*EXERCISE*. Find every line in the records below that contains the word "screenshot", and copy each such line.

Stored data:
○ ○ ○

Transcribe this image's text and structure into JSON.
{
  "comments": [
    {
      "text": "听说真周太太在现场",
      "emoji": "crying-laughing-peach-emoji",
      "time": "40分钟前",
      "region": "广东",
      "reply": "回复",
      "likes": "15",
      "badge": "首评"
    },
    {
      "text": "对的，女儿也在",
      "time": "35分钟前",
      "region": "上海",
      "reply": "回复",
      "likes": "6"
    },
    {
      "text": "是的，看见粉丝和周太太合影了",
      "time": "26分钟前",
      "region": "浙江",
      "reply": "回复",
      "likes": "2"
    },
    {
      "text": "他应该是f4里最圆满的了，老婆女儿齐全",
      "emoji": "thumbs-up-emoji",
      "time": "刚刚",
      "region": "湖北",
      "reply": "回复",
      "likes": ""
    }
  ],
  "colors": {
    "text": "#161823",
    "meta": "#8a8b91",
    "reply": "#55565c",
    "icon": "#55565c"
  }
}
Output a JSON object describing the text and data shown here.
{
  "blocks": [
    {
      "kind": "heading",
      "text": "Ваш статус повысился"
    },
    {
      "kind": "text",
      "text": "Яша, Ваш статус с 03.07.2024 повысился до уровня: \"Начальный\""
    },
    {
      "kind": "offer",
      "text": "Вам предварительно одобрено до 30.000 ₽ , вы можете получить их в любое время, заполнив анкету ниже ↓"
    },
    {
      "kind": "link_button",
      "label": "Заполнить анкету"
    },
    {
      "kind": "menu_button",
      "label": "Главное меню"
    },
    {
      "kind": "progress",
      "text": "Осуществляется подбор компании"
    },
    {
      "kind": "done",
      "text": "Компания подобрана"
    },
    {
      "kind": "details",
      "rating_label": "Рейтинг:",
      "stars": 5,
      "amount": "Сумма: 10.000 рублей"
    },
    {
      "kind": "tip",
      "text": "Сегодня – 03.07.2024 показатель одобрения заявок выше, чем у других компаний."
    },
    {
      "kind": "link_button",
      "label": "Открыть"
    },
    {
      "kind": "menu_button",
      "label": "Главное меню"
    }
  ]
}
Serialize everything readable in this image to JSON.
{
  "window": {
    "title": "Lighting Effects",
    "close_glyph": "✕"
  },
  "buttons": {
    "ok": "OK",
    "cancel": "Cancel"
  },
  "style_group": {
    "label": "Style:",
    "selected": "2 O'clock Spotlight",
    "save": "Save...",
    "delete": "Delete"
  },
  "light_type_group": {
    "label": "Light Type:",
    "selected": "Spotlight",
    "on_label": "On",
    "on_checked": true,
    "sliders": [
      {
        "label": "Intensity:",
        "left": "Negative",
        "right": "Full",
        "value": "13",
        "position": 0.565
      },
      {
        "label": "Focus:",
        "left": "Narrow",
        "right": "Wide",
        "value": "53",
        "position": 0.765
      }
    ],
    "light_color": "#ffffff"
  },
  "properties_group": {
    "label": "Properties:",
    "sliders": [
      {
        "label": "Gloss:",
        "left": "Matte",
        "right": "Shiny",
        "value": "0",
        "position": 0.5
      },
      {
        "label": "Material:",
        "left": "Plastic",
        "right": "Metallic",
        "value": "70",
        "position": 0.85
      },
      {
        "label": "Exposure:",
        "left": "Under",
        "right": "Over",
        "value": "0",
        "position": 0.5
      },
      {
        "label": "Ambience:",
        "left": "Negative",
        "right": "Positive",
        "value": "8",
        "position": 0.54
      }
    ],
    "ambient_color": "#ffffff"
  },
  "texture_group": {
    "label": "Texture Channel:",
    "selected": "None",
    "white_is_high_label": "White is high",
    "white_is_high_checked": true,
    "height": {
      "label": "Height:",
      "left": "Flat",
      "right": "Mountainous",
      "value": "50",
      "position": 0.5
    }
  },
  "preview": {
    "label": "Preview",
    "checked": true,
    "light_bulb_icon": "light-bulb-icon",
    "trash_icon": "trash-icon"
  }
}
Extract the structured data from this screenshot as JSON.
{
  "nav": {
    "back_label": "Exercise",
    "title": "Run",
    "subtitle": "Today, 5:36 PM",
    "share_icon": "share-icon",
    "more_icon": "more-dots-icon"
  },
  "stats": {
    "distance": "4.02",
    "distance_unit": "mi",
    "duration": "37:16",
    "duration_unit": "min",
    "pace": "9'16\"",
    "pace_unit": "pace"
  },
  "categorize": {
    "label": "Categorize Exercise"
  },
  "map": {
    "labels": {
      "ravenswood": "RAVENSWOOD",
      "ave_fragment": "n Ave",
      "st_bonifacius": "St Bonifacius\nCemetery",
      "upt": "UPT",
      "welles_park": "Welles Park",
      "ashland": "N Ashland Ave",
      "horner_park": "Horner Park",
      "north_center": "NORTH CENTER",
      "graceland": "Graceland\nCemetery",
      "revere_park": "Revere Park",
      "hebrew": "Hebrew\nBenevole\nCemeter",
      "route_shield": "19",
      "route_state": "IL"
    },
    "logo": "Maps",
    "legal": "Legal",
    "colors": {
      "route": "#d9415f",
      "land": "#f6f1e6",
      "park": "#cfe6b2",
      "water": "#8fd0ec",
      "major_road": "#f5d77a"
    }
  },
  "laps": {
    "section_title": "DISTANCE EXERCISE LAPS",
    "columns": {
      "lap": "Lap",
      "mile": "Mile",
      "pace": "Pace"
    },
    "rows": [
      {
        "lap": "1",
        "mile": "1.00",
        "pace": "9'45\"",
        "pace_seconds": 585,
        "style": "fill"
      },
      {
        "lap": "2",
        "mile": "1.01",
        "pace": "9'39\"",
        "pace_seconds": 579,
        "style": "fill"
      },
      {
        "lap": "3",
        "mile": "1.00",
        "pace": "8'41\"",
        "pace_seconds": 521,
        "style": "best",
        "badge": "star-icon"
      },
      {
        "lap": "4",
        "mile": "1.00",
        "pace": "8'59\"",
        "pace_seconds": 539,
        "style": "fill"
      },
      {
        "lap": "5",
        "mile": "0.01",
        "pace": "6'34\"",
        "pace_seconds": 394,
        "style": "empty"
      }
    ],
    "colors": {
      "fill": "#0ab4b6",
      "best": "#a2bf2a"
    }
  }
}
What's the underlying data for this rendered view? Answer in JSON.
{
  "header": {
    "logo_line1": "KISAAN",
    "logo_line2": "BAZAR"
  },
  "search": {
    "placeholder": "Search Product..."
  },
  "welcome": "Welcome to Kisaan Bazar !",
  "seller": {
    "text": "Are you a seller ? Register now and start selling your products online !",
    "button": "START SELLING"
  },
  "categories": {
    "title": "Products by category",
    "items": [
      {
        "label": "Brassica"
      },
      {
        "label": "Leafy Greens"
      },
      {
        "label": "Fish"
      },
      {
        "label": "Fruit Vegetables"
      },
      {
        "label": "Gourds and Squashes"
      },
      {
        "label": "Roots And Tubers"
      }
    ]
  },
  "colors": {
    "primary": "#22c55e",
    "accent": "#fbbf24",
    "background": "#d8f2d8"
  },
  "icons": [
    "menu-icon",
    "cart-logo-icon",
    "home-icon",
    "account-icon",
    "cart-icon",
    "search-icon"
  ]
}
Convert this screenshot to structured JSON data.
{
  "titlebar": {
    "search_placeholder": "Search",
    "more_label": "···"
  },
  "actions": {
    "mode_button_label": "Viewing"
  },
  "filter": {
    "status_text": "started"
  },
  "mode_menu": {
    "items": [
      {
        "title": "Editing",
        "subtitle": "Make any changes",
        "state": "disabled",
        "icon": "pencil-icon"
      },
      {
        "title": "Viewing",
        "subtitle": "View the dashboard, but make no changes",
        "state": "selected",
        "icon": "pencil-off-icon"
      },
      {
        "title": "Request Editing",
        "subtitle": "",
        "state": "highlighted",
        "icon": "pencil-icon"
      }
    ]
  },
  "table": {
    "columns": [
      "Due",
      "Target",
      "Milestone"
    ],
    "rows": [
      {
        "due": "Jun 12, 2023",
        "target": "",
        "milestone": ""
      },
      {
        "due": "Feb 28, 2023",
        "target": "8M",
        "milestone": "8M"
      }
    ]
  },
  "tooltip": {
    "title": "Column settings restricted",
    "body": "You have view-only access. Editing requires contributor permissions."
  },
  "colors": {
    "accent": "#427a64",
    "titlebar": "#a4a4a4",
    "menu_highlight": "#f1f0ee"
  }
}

○ ○ ○

*RESPONSE TO THE EXERCISE*.
Extract the structured data from this screenshot as JSON.
Convert this screenshot to structured JSON data.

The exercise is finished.